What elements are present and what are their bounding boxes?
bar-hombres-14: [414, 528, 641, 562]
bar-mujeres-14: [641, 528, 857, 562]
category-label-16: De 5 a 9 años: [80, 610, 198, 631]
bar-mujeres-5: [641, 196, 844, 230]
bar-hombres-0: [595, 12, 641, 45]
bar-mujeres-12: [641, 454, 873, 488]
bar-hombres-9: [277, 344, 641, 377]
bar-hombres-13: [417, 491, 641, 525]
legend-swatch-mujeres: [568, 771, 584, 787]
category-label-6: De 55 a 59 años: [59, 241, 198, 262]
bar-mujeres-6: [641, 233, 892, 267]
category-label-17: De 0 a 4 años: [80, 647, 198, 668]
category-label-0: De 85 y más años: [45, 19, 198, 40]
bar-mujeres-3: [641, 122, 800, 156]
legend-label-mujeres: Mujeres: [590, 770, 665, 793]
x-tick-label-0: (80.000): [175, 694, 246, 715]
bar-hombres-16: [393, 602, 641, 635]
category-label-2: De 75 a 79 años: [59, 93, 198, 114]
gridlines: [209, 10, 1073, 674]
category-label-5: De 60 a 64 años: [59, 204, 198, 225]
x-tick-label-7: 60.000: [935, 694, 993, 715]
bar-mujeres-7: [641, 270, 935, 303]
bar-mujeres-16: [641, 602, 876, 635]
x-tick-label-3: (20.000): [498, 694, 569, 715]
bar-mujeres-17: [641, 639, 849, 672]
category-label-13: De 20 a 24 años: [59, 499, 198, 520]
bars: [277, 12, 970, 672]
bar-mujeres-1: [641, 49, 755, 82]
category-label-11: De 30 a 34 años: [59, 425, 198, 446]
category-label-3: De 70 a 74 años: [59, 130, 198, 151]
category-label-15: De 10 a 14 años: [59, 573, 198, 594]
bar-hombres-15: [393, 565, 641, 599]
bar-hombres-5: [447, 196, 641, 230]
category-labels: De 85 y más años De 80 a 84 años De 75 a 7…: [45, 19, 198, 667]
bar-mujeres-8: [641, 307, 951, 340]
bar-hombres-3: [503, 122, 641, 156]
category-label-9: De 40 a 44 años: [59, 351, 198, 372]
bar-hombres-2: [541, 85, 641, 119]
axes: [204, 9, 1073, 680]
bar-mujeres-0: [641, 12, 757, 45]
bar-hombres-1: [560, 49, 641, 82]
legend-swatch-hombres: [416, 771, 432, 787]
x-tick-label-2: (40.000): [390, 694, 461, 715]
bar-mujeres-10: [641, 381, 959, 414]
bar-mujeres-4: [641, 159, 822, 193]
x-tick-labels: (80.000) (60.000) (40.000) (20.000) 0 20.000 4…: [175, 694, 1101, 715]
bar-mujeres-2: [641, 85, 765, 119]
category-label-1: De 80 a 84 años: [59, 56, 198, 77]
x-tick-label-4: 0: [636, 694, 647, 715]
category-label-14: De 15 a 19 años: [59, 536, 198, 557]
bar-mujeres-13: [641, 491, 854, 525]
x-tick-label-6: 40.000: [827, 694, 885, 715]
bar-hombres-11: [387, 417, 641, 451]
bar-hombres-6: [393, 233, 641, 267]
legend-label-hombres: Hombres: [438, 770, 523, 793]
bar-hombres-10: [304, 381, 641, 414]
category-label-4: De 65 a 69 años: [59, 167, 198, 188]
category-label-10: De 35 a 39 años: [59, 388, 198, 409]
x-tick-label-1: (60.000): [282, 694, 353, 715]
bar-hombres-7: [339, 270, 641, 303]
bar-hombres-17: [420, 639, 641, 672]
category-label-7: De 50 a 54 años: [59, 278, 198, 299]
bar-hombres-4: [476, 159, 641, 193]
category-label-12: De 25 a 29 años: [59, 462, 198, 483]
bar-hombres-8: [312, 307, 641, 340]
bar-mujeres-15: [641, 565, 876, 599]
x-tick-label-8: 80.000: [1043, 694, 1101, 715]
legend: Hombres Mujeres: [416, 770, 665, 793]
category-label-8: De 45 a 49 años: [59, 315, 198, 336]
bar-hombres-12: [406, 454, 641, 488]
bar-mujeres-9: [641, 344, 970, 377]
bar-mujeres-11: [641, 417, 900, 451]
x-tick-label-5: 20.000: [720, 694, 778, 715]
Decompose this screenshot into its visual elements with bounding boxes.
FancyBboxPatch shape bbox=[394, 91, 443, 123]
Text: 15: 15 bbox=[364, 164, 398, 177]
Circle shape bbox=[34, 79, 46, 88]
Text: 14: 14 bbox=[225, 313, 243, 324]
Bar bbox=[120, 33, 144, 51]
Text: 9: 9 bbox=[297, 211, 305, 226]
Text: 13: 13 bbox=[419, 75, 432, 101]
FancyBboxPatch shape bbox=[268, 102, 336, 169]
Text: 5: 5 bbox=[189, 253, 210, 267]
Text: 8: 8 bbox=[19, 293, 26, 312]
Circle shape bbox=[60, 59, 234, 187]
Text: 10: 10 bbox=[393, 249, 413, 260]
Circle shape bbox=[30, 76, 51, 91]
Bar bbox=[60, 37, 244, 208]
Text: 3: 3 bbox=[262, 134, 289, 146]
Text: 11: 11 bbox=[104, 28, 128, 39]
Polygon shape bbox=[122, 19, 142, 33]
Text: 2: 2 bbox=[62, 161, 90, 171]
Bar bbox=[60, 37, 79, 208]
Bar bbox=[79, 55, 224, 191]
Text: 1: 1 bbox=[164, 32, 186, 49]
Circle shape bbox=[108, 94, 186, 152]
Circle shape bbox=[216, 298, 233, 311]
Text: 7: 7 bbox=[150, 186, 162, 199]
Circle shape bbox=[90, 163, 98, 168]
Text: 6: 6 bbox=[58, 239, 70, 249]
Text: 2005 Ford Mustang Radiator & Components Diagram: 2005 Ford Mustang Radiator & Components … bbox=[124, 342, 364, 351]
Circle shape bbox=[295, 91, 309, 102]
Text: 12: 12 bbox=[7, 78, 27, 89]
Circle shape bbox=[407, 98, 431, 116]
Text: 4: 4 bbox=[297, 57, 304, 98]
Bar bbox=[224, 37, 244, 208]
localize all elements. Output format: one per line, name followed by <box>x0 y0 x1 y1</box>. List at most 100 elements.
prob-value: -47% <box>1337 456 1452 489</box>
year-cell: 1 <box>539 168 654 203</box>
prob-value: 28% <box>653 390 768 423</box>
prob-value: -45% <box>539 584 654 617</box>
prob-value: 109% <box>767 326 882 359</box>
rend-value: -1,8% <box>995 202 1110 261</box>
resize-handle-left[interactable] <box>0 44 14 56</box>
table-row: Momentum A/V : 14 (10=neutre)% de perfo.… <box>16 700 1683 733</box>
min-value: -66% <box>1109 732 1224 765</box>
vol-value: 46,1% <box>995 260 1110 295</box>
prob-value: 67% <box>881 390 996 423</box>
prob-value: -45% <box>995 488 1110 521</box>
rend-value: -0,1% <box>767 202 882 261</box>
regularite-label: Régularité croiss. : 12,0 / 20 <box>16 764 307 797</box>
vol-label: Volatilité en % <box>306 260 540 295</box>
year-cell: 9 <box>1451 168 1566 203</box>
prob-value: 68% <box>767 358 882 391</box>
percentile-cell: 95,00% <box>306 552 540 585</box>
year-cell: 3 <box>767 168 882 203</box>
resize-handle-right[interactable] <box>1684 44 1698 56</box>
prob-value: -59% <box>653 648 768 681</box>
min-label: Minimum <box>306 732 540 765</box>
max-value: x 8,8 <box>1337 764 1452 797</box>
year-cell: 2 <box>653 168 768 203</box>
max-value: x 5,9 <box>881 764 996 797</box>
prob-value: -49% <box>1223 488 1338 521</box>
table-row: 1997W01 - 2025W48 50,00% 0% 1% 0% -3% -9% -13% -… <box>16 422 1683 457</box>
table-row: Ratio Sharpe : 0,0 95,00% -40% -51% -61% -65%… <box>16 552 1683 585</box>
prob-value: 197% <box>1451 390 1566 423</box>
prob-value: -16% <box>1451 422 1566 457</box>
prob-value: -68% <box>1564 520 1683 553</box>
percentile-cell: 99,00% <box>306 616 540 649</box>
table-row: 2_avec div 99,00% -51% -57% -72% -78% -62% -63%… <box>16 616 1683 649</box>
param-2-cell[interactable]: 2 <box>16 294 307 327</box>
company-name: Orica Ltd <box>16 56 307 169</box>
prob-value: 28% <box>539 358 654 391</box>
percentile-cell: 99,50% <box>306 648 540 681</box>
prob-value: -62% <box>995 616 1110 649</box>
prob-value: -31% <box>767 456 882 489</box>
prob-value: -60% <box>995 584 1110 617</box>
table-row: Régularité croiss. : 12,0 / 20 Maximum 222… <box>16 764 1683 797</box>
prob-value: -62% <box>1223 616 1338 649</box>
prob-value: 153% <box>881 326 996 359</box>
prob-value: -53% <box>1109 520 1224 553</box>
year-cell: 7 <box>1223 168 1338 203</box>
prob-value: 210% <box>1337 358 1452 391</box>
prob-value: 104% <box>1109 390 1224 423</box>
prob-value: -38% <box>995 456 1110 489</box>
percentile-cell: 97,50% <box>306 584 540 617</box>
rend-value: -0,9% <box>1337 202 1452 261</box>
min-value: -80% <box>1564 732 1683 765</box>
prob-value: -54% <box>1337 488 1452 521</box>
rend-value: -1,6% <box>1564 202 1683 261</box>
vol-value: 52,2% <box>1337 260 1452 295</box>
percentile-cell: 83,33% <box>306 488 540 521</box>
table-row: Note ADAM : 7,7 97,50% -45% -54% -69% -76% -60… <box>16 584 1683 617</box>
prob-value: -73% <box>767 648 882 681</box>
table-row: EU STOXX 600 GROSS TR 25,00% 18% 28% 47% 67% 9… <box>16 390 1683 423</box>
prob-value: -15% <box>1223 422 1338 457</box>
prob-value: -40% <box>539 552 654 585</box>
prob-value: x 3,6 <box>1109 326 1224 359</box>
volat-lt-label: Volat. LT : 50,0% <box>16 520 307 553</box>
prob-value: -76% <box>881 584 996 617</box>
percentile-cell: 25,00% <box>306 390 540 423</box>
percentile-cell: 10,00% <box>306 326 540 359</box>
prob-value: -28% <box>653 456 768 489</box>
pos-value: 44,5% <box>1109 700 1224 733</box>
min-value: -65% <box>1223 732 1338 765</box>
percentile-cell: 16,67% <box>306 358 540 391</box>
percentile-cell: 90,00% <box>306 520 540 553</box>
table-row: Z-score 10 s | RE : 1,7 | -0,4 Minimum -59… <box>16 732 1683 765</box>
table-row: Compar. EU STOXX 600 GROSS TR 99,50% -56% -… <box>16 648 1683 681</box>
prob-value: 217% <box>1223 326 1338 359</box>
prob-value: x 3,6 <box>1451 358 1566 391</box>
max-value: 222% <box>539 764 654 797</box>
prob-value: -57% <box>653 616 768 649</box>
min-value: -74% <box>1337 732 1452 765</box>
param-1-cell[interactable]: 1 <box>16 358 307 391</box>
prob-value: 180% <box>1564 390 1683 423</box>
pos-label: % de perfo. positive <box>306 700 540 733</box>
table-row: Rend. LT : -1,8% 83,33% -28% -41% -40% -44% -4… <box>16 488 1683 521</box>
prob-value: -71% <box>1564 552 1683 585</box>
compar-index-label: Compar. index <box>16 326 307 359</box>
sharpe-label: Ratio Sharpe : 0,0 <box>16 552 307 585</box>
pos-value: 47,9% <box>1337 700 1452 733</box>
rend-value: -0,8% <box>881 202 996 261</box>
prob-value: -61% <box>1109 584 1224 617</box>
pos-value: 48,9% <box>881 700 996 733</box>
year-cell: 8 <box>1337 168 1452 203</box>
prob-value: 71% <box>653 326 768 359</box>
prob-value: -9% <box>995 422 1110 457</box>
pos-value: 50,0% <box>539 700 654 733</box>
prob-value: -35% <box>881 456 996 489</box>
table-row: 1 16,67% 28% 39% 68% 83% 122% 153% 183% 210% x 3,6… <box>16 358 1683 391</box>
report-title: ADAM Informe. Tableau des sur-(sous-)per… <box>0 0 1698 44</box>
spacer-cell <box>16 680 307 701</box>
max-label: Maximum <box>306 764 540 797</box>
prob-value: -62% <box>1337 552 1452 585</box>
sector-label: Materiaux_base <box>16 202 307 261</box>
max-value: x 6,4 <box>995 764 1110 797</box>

━━━━━━━━━━

| GIVEN REQUEST |
Can you repeat, word for word, the records from their first line up to and including the line with "x-tick-label-7: 60.000: [935, 694, 993, 715]"?

| TASK OUTPUT |
What elements are present and what are their bounding boxes?
bar-hombres-14: [414, 528, 641, 562]
bar-mujeres-14: [641, 528, 857, 562]
category-label-16: De 5 a 9 años: [80, 610, 198, 631]
bar-mujeres-5: [641, 196, 844, 230]
bar-hombres-0: [595, 12, 641, 45]
bar-mujeres-12: [641, 454, 873, 488]
bar-hombres-9: [277, 344, 641, 377]
bar-hombres-13: [417, 491, 641, 525]
legend-swatch-mujeres: [568, 771, 584, 787]
category-label-6: De 55 a 59 años: [59, 241, 198, 262]
bar-mujeres-6: [641, 233, 892, 267]
category-label-17: De 0 a 4 años: [80, 647, 198, 668]
category-label-0: De 85 y más años: [45, 19, 198, 40]
bar-mujeres-3: [641, 122, 800, 156]
legend-label-mujeres: Mujeres: [590, 770, 665, 793]
x-tick-label-0: (80.000): [175, 694, 246, 715]
bar-hombres-16: [393, 602, 641, 635]
category-label-2: De 75 a 79 años: [59, 93, 198, 114]
gridlines: [209, 10, 1073, 674]
category-label-5: De 60 a 64 años: [59, 204, 198, 225]
x-tick-label-7: 60.000: [935, 694, 993, 715]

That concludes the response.